*Request:*
Copy every line of the entries that includes the word "fasciste".

*Extracted records:*
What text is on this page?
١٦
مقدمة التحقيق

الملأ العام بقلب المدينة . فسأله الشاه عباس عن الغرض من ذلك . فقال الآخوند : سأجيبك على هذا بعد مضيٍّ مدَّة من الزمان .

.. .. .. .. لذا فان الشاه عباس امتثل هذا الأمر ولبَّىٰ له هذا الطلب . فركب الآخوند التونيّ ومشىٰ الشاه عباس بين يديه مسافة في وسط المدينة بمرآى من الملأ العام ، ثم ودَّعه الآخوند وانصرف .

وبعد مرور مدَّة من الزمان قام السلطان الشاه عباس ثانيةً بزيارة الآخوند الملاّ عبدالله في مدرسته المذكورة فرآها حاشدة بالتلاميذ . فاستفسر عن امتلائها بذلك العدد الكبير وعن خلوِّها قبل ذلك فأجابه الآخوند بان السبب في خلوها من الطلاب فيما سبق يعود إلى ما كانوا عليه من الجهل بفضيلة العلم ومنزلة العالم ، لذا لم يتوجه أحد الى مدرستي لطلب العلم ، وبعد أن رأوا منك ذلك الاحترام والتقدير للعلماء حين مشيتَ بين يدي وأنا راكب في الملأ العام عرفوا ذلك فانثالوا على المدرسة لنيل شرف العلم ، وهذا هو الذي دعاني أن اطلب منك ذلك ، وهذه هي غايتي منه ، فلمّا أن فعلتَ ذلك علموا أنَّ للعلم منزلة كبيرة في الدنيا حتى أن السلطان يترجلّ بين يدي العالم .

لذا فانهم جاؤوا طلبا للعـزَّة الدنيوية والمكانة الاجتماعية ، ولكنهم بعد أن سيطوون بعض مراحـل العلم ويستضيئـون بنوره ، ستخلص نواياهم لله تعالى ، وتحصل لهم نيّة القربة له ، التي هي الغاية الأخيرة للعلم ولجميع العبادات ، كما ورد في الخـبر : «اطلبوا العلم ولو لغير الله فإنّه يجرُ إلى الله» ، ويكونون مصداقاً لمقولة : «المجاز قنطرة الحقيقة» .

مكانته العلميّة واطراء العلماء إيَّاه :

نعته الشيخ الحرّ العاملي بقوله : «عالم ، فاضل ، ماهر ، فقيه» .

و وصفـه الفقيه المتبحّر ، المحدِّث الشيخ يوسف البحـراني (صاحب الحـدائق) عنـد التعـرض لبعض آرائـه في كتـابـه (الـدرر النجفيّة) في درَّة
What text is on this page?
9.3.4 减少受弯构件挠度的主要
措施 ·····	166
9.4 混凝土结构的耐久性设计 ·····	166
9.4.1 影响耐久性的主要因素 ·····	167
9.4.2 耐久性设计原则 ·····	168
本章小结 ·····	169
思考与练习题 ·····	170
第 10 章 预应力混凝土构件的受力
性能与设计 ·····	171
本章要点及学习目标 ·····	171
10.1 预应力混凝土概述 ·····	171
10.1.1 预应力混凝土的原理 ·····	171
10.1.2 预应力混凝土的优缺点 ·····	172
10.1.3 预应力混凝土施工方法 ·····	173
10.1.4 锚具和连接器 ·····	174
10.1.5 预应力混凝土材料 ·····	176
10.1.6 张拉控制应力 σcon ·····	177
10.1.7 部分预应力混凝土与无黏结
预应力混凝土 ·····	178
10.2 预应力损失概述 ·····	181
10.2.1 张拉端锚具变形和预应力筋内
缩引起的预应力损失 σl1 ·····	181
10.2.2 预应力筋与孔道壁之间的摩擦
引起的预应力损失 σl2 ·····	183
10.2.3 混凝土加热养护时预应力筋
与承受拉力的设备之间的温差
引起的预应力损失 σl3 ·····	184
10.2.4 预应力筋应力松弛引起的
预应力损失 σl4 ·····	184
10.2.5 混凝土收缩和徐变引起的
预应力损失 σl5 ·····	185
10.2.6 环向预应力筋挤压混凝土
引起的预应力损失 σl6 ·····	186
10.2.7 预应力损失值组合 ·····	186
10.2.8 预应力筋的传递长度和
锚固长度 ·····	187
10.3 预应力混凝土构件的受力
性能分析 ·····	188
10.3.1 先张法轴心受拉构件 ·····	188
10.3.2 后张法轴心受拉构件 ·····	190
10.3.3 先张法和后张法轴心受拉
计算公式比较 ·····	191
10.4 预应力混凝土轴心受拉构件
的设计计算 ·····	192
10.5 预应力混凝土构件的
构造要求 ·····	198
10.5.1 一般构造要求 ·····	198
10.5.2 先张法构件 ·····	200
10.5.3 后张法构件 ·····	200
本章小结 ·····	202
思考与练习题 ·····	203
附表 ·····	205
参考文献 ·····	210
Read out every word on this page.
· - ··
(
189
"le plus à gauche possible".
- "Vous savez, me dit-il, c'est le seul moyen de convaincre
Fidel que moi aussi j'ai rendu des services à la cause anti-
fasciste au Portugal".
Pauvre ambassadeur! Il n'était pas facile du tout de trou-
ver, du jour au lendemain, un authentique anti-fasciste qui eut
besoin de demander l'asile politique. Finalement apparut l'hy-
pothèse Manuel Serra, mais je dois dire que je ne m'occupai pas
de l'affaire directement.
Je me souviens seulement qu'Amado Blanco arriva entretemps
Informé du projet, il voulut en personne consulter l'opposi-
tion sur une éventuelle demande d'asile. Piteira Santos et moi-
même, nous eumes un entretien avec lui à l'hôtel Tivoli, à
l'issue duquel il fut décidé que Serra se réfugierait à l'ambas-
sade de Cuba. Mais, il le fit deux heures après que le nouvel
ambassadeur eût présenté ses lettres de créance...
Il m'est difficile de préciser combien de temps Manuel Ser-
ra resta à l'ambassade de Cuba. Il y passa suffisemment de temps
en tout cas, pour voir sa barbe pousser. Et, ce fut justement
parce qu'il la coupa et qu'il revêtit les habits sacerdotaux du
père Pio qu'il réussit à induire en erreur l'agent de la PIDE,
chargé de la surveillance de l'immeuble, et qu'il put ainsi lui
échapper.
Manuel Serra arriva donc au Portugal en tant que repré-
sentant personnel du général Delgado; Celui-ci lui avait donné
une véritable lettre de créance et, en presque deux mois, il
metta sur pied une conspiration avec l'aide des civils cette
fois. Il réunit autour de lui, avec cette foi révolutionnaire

*Response for this exercise:*
fasciste au Portugal".
ver, du jour au lendemain, un authentique anti-fasciste qui eut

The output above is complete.